## start DATA EXCERPTS

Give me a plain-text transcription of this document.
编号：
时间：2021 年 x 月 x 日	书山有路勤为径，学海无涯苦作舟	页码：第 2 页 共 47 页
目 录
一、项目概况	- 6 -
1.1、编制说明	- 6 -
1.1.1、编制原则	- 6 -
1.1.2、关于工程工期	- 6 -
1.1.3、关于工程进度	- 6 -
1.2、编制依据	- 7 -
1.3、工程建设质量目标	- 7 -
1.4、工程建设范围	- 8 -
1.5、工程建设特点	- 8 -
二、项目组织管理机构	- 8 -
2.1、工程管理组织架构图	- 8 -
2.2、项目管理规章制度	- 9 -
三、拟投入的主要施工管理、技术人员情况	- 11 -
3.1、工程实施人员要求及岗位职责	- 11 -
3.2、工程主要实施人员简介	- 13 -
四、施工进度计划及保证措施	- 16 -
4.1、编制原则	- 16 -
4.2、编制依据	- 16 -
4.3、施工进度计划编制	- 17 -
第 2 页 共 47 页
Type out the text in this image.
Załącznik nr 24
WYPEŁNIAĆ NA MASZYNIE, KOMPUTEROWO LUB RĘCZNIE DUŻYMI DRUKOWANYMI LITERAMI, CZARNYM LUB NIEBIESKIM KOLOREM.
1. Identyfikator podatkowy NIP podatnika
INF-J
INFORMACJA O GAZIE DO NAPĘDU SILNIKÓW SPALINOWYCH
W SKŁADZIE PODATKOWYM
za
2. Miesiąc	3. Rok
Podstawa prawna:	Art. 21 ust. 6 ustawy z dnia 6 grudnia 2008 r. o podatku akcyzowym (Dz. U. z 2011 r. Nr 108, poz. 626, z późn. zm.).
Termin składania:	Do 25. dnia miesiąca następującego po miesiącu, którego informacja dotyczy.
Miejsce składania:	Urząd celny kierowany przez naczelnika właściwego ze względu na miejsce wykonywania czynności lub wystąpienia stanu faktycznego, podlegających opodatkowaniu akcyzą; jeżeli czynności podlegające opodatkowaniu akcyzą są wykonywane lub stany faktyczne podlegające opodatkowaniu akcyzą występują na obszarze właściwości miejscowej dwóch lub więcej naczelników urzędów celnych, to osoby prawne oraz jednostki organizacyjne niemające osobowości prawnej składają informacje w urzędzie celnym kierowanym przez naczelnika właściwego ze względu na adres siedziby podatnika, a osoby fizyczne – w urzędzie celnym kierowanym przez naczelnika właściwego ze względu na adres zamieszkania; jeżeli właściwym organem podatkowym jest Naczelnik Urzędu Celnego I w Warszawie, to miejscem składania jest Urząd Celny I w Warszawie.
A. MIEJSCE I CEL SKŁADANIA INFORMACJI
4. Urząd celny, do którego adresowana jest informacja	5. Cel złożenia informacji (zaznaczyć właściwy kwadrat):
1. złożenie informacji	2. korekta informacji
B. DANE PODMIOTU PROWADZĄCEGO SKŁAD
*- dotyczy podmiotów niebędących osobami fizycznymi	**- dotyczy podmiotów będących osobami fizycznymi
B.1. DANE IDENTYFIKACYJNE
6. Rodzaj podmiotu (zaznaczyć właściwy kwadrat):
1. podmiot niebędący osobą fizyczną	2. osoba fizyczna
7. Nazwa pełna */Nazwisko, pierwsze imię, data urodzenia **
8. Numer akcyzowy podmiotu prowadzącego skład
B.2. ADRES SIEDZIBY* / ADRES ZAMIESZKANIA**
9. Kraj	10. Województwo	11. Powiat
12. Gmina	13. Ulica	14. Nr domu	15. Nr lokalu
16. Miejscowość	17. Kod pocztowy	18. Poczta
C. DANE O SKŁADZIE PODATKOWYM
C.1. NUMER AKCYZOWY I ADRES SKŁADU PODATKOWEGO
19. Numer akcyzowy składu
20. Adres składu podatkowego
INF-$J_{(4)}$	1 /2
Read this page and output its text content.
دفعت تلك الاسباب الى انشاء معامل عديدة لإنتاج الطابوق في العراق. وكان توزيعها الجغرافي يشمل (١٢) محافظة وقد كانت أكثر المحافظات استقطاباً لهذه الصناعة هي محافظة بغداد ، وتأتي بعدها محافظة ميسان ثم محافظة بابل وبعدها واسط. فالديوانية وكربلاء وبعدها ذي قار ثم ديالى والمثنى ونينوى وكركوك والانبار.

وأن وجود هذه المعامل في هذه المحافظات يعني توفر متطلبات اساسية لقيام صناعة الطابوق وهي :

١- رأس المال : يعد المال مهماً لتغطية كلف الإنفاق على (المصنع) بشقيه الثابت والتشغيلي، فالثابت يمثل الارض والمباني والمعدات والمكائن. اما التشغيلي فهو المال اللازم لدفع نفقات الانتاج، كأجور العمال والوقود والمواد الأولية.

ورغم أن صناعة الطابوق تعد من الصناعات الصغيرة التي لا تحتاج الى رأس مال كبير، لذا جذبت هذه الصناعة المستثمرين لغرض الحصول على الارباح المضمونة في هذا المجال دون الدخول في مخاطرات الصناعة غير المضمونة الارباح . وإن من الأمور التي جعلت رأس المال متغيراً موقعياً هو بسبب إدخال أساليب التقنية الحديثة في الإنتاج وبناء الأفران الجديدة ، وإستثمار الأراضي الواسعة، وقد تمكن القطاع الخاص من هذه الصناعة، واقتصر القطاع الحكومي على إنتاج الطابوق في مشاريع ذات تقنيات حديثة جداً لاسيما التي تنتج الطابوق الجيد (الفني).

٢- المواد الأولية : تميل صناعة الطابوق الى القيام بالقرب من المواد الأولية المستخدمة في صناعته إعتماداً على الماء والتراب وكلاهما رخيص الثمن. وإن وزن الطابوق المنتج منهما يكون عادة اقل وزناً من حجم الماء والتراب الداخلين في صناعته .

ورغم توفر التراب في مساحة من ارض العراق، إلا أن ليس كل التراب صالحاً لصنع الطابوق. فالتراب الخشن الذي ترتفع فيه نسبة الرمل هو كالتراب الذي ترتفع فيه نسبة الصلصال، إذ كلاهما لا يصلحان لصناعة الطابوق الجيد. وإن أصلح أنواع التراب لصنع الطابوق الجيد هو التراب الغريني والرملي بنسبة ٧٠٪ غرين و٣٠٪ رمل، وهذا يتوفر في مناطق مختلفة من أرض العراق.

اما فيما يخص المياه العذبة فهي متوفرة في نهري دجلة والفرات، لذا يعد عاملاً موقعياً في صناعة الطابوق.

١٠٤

## end DATA EXCERPTS

• [GIVEN REQUEST]:
Which lines contain the word "dotyczy"? Return each of them.

• [OUTPUT FOR THIS TASK]:
Termin składania:	Do 25. dnia miesiąca następującego po miesiącu, którego informacja dotyczy.
*- dotyczy podmiotów niebędących osobami fizycznymi	**- dotyczy podmiotów będących osobami fizycznymi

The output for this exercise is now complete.